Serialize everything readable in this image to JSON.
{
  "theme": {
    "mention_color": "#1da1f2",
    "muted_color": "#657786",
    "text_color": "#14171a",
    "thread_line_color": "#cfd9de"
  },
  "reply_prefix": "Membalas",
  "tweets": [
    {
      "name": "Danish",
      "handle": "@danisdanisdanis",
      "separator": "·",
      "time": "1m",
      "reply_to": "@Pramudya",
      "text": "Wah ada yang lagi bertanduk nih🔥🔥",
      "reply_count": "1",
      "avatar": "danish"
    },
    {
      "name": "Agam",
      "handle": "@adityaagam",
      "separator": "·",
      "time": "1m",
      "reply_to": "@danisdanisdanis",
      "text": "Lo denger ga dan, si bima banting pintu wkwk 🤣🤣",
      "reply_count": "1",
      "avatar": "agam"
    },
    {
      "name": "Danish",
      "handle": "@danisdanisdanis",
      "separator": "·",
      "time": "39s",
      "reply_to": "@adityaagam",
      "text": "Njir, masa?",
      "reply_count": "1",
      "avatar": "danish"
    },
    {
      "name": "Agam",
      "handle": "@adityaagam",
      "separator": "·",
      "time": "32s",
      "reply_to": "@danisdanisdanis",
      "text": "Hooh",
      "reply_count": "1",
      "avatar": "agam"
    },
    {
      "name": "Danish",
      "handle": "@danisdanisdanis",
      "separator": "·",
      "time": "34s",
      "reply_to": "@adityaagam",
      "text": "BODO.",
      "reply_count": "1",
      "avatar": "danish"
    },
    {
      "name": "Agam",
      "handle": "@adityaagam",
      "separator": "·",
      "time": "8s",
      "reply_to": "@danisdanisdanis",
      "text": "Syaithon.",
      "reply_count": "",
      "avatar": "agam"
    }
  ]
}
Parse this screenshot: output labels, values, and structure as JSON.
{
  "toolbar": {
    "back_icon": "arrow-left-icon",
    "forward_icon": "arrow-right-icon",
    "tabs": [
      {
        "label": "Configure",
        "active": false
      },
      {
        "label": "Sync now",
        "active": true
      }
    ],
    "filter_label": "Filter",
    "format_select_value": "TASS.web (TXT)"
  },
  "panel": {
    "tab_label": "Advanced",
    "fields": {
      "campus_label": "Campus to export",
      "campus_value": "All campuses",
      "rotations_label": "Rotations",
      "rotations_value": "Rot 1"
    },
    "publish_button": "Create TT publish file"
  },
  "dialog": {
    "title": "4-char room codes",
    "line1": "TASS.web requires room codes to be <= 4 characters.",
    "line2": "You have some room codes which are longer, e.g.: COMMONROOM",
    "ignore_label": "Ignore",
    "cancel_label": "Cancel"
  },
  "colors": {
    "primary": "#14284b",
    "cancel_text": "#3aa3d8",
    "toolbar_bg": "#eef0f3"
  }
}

What this task involves: Every entry needs to be retyped exactly.

Task answer:
Serialize everything readable in this image to JSON.
{
  "theme": {
    "mention_color": "#1da1f2",
    "muted_color": "#657786",
    "text_color": "#14171a",
    "thread_line_color": "#cfd9de"
  },
  "reply_prefix": "Membalas",
  "tweets": [
    {
      "name": "Danish",
      "handle": "@danisdanisdanis",
      "separator": "·",
      "time": "1m",
      "reply_to": "@Pramudya",
      "text": "Wah ada yang lagi bertanduk nih🔥🔥",
      "reply_count": "1",
      "avatar": "danish"
    },
    {
      "name": "Agam",
      "handle": "@adityaagam",
      "separator": "·",
      "time": "1m",
      "reply_to": "@danisdanisdanis",
      "text": "Lo denger ga dan, si bima banting pintu wkwk 🤣🤣",
      "reply_count": "1",
      "avatar": "agam"
    },
    {
      "name": "Danish",
      "handle": "@danisdanisdanis",
      "separator": "·",
      "time": "39s",
      "reply_to": "@adityaagam",
      "text": "Njir, masa?",
      "reply_count": "1",
      "avatar": "danish"
    },
    {
      "name": "Agam",
      "handle": "@adityaagam",
      "separator": "·",
      "time": "32s",
      "reply_to": "@danisdanisdanis",
      "text": "Hooh",
      "reply_count": "1",
      "avatar": "agam"
    },
    {
      "name": "Danish",
      "handle": "@danisdanisdanis",
      "separator": "·",
      "time": "34s",
      "reply_to": "@adityaagam",
      "text": "BODO.",
      "reply_count": "1",
      "avatar": "danish"
    },
    {
      "name": "Agam",
      "handle": "@adityaagam",
      "separator": "·",
      "time": "8s",
      "reply_to": "@danisdanisdanis",
      "text": "Syaithon.",
      "reply_count": "",
      "avatar": "agam"
    }
  ]
}
Parse this screenshot: output labels, values, and structure as JSON.
{
  "toolbar": {
    "back_icon": "arrow-left-icon",
    "forward_icon": "arrow-right-icon",
    "tabs": [
      {
        "label": "Configure",
        "active": false
      },
      {
        "label": "Sync now",
        "active": true
      }
    ],
    "filter_label": "Filter",
    "format_select_value": "TASS.web (TXT)"
  },
  "panel": {
    "tab_label": "Advanced",
    "fields": {
      "campus_label": "Campus to export",
      "campus_value": "All campuses",
      "rotations_label": "Rotations",
      "rotations_value": "Rot 1"
    },
    "publish_button": "Create TT publish file"
  },
  "dialog": {
    "title": "4-char room codes",
    "line1": "TASS.web requires room codes to be <= 4 characters.",
    "line2": "You have some room codes which are longer, e.g.: COMMONROOM",
    "ignore_label": "Ignore",
    "cancel_label": "Cancel"
  },
  "colors": {
    "primary": "#14284b",
    "cancel_text": "#3aa3d8",
    "toolbar_bg": "#eef0f3"
  }
}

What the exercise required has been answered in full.